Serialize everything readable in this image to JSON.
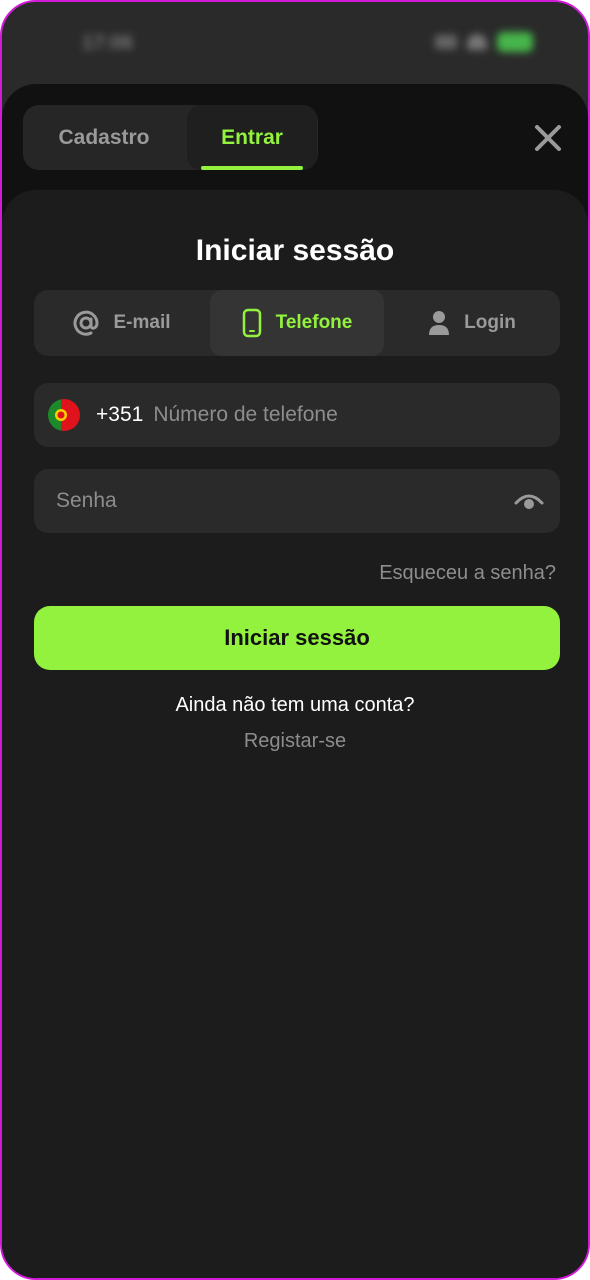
{
  "status_bar": {
    "time": "17:06"
  },
  "top_tabs": {
    "register_label": "Cadastro",
    "login_label": "Entrar"
  },
  "panel": {
    "title": "Iniciar sessão",
    "method_tabs": [
      {
        "label": "E-mail",
        "icon": "at-icon"
      },
      {
        "label": "Telefone",
        "icon": "phone-icon"
      },
      {
        "label": "Login",
        "icon": "user-icon"
      }
    ],
    "phone": {
      "country_code": "+351",
      "placeholder": "Número de telefone",
      "flag": "portugal-flag-icon"
    },
    "password": {
      "placeholder": "Senha",
      "toggle_icon": "eye-icon"
    },
    "forgot_label": "Esqueceu a senha?",
    "submit_label": "Iniciar sessão",
    "no_account_text": "Ainda não tem uma conta?",
    "register_label": "Registar-se"
  },
  "colors": {
    "accent": "#92f23d",
    "background": "#1c1c1c",
    "field": "#2a2a2a",
    "muted": "#8d8d8d"
  }
}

******

Transcribe all of the material exactly, leaving out whatever pictures it contains.

Serialize everything readable in this image to JSON.
{
  "status_bar": {
    "time": "17:06"
  },
  "top_tabs": {
    "register_label": "Cadastro",
    "login_label": "Entrar"
  },
  "panel": {
    "title": "Iniciar sessão",
    "method_tabs": [
      {
        "label": "E-mail",
        "icon": "at-icon"
      },
      {
        "label": "Telefone",
        "icon": "phone-icon"
      },
      {
        "label": "Login",
        "icon": "user-icon"
      }
    ],
    "phone": {
      "country_code": "+351",
      "placeholder": "Número de telefone",
      "flag": "portugal-flag-icon"
    },
    "password": {
      "placeholder": "Senha",
      "toggle_icon": "eye-icon"
    },
    "forgot_label": "Esqueceu a senha?",
    "submit_label": "Iniciar sessão",
    "no_account_text": "Ainda não tem uma conta?",
    "register_label": "Registar-se"
  },
  "colors": {
    "accent": "#92f23d",
    "background": "#1c1c1c",
    "field": "#2a2a2a",
    "muted": "#8d8d8d"
  }
}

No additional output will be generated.